» **Written instruction**
Give every entry again, unchanged, and leave its images out.

» **Material for the task**
____________
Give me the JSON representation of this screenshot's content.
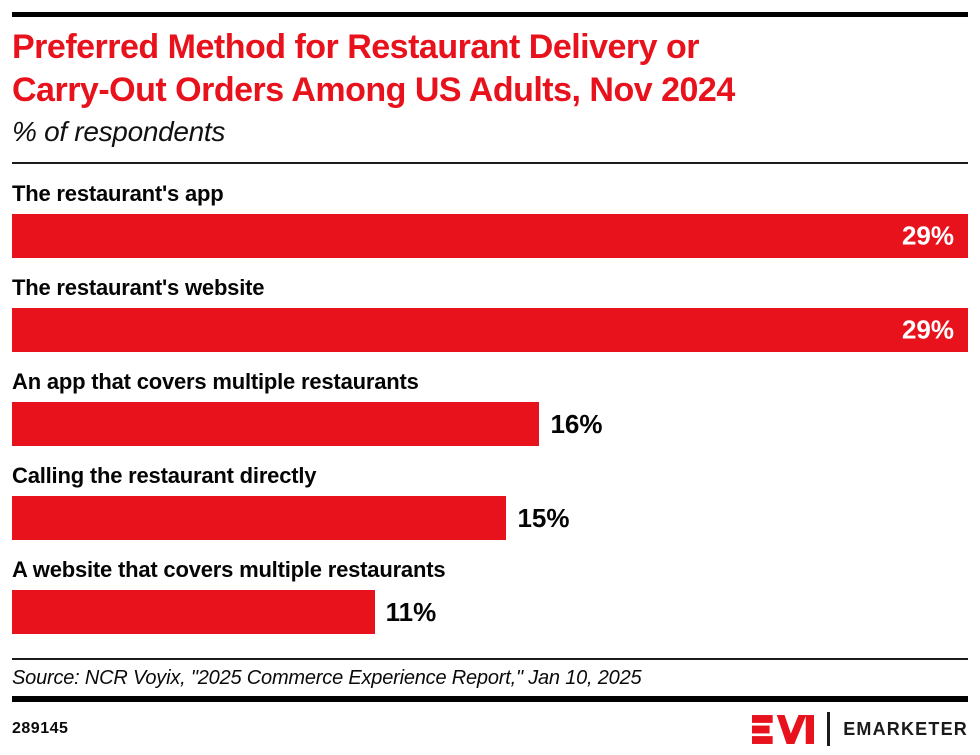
{
  "page": {
    "title_lines": [
      "Preferred Method for Restaurant Delivery or",
      "Carry-Out Orders Among US Adults, Nov 2024"
    ],
    "subtitle": "% of respondents",
    "source": "Source: NCR Voyix, \"2025 Commerce Experience Report,\" Jan 10, 2025",
    "chart_id": "289145",
    "brand": "EMARKETER",
    "colors": {
      "accent_red": "#e8121d",
      "text_black": "#050505",
      "rule_black": "#000000"
    }
  },
  "chart_data": {
    "type": "bar",
    "orientation": "horizontal",
    "title": "Preferred Method for Restaurant Delivery or Carry-Out Orders Among US Adults, Nov 2024",
    "subtitle": "% of respondents",
    "categories": [
      "The restaurant's app",
      "The restaurant's website",
      "An app that covers multiple restaurants",
      "Calling the restaurant directly",
      "A website that covers multiple restaurants"
    ],
    "values": [
      29,
      29,
      16,
      15,
      11
    ],
    "value_labels": [
      "29%",
      "29%",
      "16%",
      "15%",
      "11%"
    ],
    "xlim": [
      0,
      29
    ],
    "bar_color": "#e8121d",
    "grid": false,
    "legend": false,
    "source": "Source: NCR Voyix, \"2025 Commerce Experience Report,\" Jan 10, 2025"
  }
}
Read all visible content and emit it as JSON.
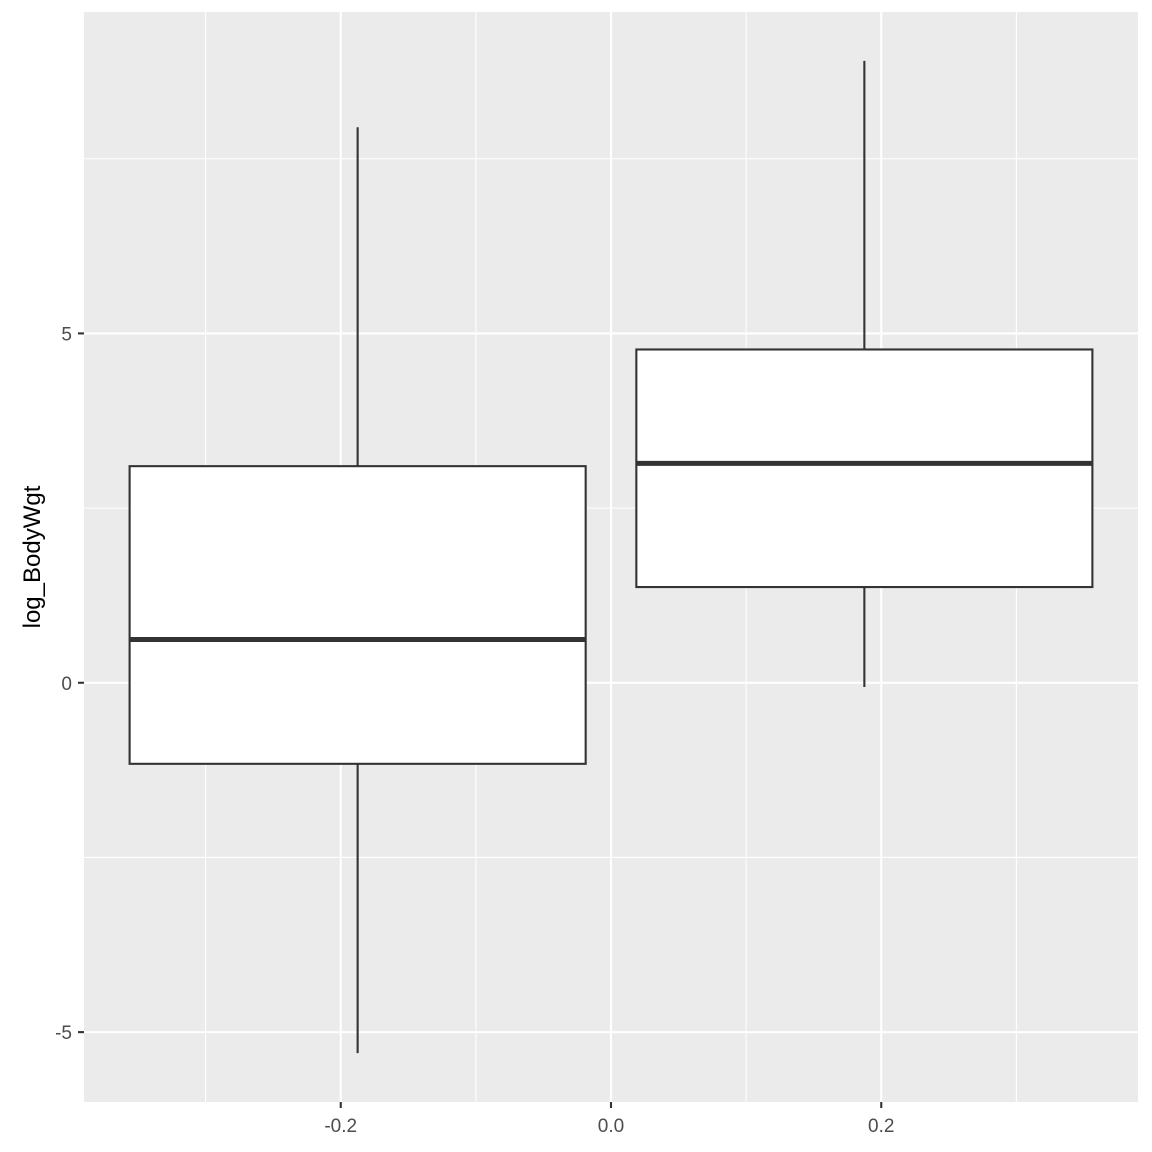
{
  "chart_data": {
    "type": "boxplot",
    "title": "",
    "xlabel": "",
    "ylabel": "log_BodyWgt",
    "xlim": [
      -0.39,
      0.39
    ],
    "ylim": [
      -6.0,
      9.6
    ],
    "x_ticks": [
      -0.2,
      0.0,
      0.2
    ],
    "x_tick_labels": [
      "-0.2",
      "0.0",
      "0.2"
    ],
    "x_minor_ticks": [
      -0.3,
      -0.1,
      0.1,
      0.3
    ],
    "y_ticks": [
      -5,
      0,
      5
    ],
    "y_tick_labels": [
      "-5",
      "0",
      "5"
    ],
    "y_minor_ticks": [
      -2.5,
      2.5,
      7.5
    ],
    "grid": true,
    "boxes": [
      {
        "x": -0.1875,
        "width": 0.3375,
        "lower_whisker": -5.3,
        "q1": -1.16,
        "median": 0.62,
        "q3": 3.1,
        "upper_whisker": 7.95
      },
      {
        "x": 0.1875,
        "width": 0.3375,
        "lower_whisker": -0.06,
        "q1": 1.37,
        "median": 3.14,
        "q3": 4.77,
        "upper_whisker": 8.9
      }
    ]
  }
}
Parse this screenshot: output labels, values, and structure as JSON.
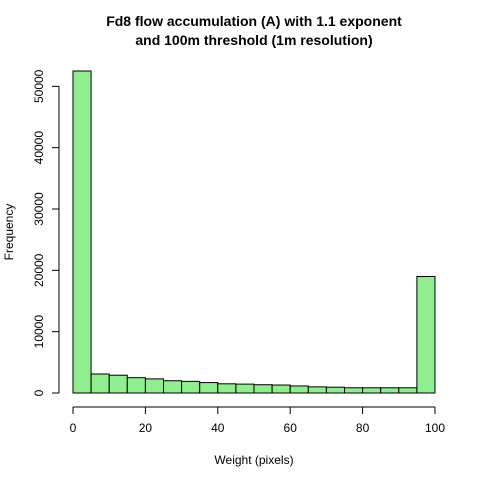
{
  "chart_data": {
    "type": "bar",
    "title_lines": [
      "Fd8 flow accumulation (A) with 1.1 exponent",
      "and 100m threshold (1m resolution)"
    ],
    "xlabel": "Weight (pixels)",
    "ylabel": "Frequency",
    "bin_edges": [
      0,
      5,
      10,
      15,
      20,
      25,
      30,
      35,
      40,
      45,
      50,
      55,
      60,
      65,
      70,
      75,
      80,
      85,
      90,
      95,
      100
    ],
    "values": [
      52500,
      3100,
      2900,
      2500,
      2300,
      2000,
      1900,
      1700,
      1500,
      1450,
      1350,
      1300,
      1150,
      1000,
      950,
      850,
      850,
      850,
      850,
      19000
    ],
    "bar_color": "#90ee90",
    "xlim": [
      0,
      100
    ],
    "ylim": [
      0,
      52500
    ],
    "x_ticks": [
      "0",
      "20",
      "40",
      "60",
      "80",
      "100"
    ],
    "y_ticks": [
      "0",
      "10000",
      "20000",
      "30000",
      "40000",
      "50000"
    ],
    "grid": false,
    "legend": "none"
  }
}
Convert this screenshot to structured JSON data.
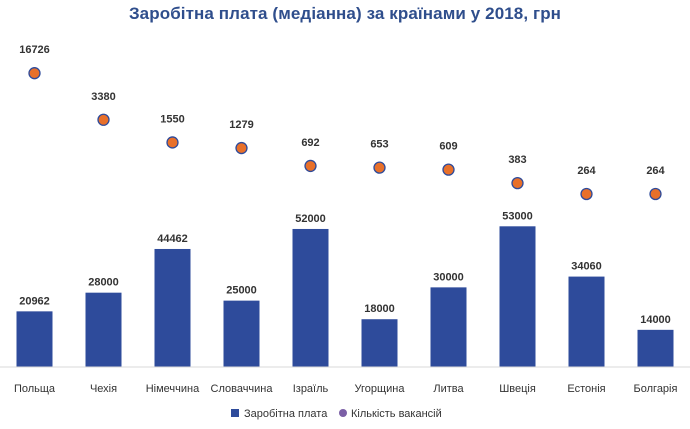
{
  "chart_data": {
    "type": "bar",
    "title": "Заробітна плата (медіанна) за країнами у 2018, грн",
    "categories": [
      "Польща",
      "Чехія",
      "Німеччина",
      "Словаччина",
      "Ізраїль",
      "Угорщина",
      "Литва",
      "Швеція",
      "Естонія",
      "Болгарія"
    ],
    "series": [
      {
        "name": "Заробітна плата",
        "kind": "bar",
        "color": "#2e4b9b",
        "values": [
          20962,
          28000,
          44462,
          25000,
          52000,
          18000,
          30000,
          53000,
          34060,
          14000
        ]
      },
      {
        "name": "Кількість вакансій",
        "kind": "scatter",
        "color": "#e8702a",
        "edge_color": "#2e4b9b",
        "values": [
          16726,
          3380,
          1550,
          1279,
          692,
          653,
          609,
          383,
          264,
          264
        ]
      }
    ],
    "xlabel": "",
    "ylabel": "",
    "grid": false,
    "legend_position": "bottom-center"
  }
}
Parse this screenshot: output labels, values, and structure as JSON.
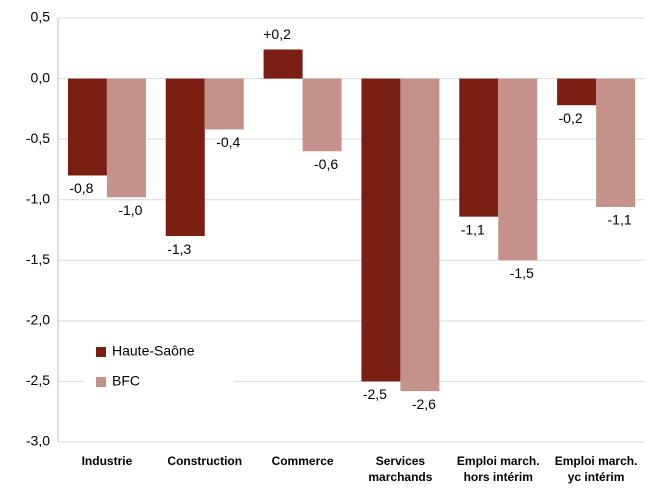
____________
» **Result**
Give me the JSON representation of this screenshot's content.
{
  "page": {
    "title_lines": [
      "Preferred Method for Restaurant Delivery or",
      "Carry-Out Orders Among US Adults, Nov 2024"
    ],
    "subtitle": "% of respondents",
    "source": "Source: NCR Voyix, \"2025 Commerce Experience Report,\" Jan 10, 2025",
    "chart_id": "289145",
    "brand": "EMARKETER",
    "colors": {
      "accent_red": "#e8121d",
      "text_black": "#050505",
      "rule_black": "#000000"
    }
  },
  "chart_data": {
    "type": "bar",
    "orientation": "horizontal",
    "title": "Preferred Method for Restaurant Delivery or Carry-Out Orders Among US Adults, Nov 2024",
    "subtitle": "% of respondents",
    "categories": [
      "The restaurant's app",
      "The restaurant's website",
      "An app that covers multiple restaurants",
      "Calling the restaurant directly",
      "A website that covers multiple restaurants"
    ],
    "values": [
      29,
      29,
      16,
      15,
      11
    ],
    "value_labels": [
      "29%",
      "29%",
      "16%",
      "15%",
      "11%"
    ],
    "xlim": [
      0,
      29
    ],
    "bar_color": "#e8121d",
    "grid": false,
    "legend": false,
    "source": "Source: NCR Voyix, \"2025 Commerce Experience Report,\" Jan 10, 2025"
  }
}
Read all visible content and emit it as JSON.
{
  "chart_data": {
    "type": "boxplot",
    "title": "",
    "xlabel": "",
    "ylabel": "log_BodyWgt",
    "xlim": [
      -0.39,
      0.39
    ],
    "ylim": [
      -6.0,
      9.6
    ],
    "x_ticks": [
      -0.2,
      0.0,
      0.2
    ],
    "x_tick_labels": [
      "-0.2",
      "0.0",
      "0.2"
    ],
    "x_minor_ticks": [
      -0.3,
      -0.1,
      0.1,
      0.3
    ],
    "y_ticks": [
      -5,
      0,
      5
    ],
    "y_tick_labels": [
      "-5",
      "0",
      "5"
    ],
    "y_minor_ticks": [
      -2.5,
      2.5,
      7.5
    ],
    "grid": true,
    "boxes": [
      {
        "x": -0.1875,
        "width": 0.3375,
        "lower_whisker": -5.3,
        "q1": -1.16,
        "median": 0.62,
        "q3": 3.1,
        "upper_whisker": 7.95
      },
      {
        "x": 0.1875,
        "width": 0.3375,
        "lower_whisker": -0.06,
        "q1": 1.37,
        "median": 3.14,
        "q3": 4.77,
        "upper_whisker": 8.9
      }
    ]
  }
}
Parse this screenshot: output labels, values, and structure as JSON.
{
  "chart_data": {
    "type": "bar",
    "title_lines": [
      "Fd8 flow accumulation (A) with 1.1 exponent",
      "and 100m threshold (1m resolution)"
    ],
    "xlabel": "Weight (pixels)",
    "ylabel": "Frequency",
    "bin_edges": [
      0,
      5,
      10,
      15,
      20,
      25,
      30,
      35,
      40,
      45,
      50,
      55,
      60,
      65,
      70,
      75,
      80,
      85,
      90,
      95,
      100
    ],
    "values": [
      52500,
      3100,
      2900,
      2500,
      2300,
      2000,
      1900,
      1700,
      1500,
      1450,
      1350,
      1300,
      1150,
      1000,
      950,
      850,
      850,
      850,
      850,
      19000
    ],
    "bar_color": "#90ee90",
    "xlim": [
      0,
      100
    ],
    "ylim": [
      0,
      52500
    ],
    "x_ticks": [
      "0",
      "20",
      "40",
      "60",
      "80",
      "100"
    ],
    "y_ticks": [
      "0",
      "10000",
      "20000",
      "30000",
      "40000",
      "50000"
    ],
    "grid": false,
    "legend": "none"
  }
}
Convert this screenshot to structured JSON data.
{
  "chart_data": {
    "type": "bar",
    "title": "Заробітна плата (медіанна) за країнами у 2018, грн",
    "categories": [
      "Польща",
      "Чехія",
      "Німеччина",
      "Словаччина",
      "Ізраїль",
      "Угорщина",
      "Литва",
      "Швеція",
      "Естонія",
      "Болгарія"
    ],
    "series": [
      {
        "name": "Заробітна плата",
        "kind": "bar",
        "color": "#2e4b9b",
        "values": [
          20962,
          28000,
          44462,
          25000,
          52000,
          18000,
          30000,
          53000,
          34060,
          14000
        ]
      },
      {
        "name": "Кількість вакансій",
        "kind": "scatter",
        "color": "#e8702a",
        "edge_color": "#2e4b9b",
        "values": [
          16726,
          3380,
          1550,
          1279,
          692,
          653,
          609,
          383,
          264,
          264
        ]
      }
    ],
    "xlabel": "",
    "ylabel": "",
    "grid": false,
    "legend_position": "bottom-center"
  }
}
Parse this screenshot: output labels, values, and structure as JSON.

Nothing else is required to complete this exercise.